## WHAT THE TASK ASKS
Below is a listing. Gather each line of it that contains "rozwiązania".

Dataset rows:
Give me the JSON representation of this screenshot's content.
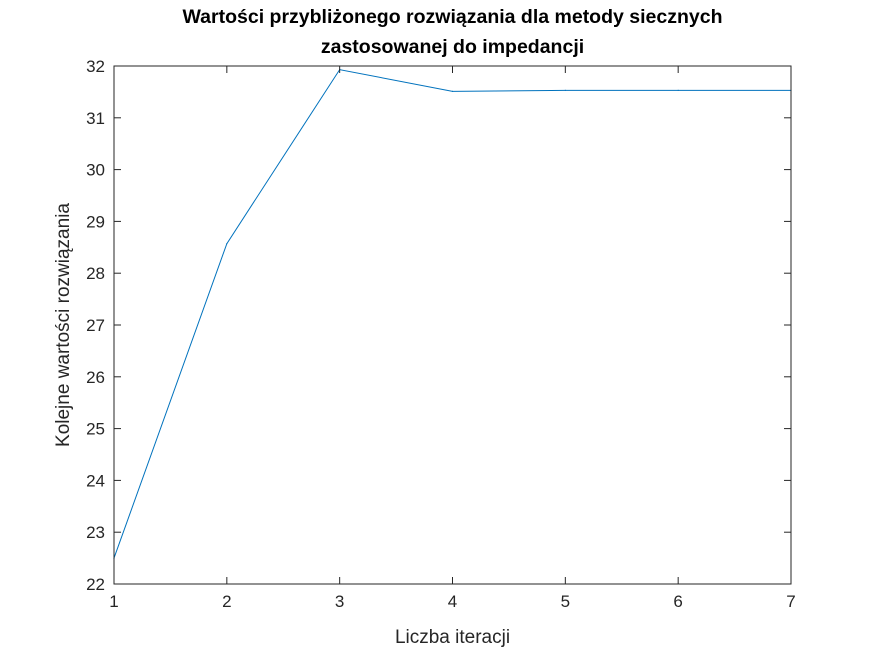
{
  "chart_data": {
    "type": "line",
    "title": [
      "Wartości przybliżonego rozwiązania dla metody siecznych",
      "zastosowanej do impedancji"
    ],
    "xlabel": "Liczba iteracji",
    "ylabel": "Kolejne wartości rozwiązania",
    "xlim": [
      1,
      7
    ],
    "ylim": [
      22,
      32
    ],
    "xticks": [
      1,
      2,
      3,
      4,
      5,
      6,
      7
    ],
    "yticks": [
      22,
      23,
      24,
      25,
      26,
      27,
      28,
      29,
      30,
      31,
      32
    ],
    "grid": false,
    "series": [
      {
        "color": "#0072bd",
        "x": [
          1,
          2,
          3,
          4,
          5,
          6,
          7
        ],
        "y": [
          22.5,
          28.57,
          31.93,
          31.51,
          31.53,
          31.53,
          31.53
        ]
      }
    ]
  }
}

## TASK RESPONSE
      "Wartości przybliżonego rozwiązania dla metody siecznych",
    "ylabel": "Kolejne wartości rozwiązania",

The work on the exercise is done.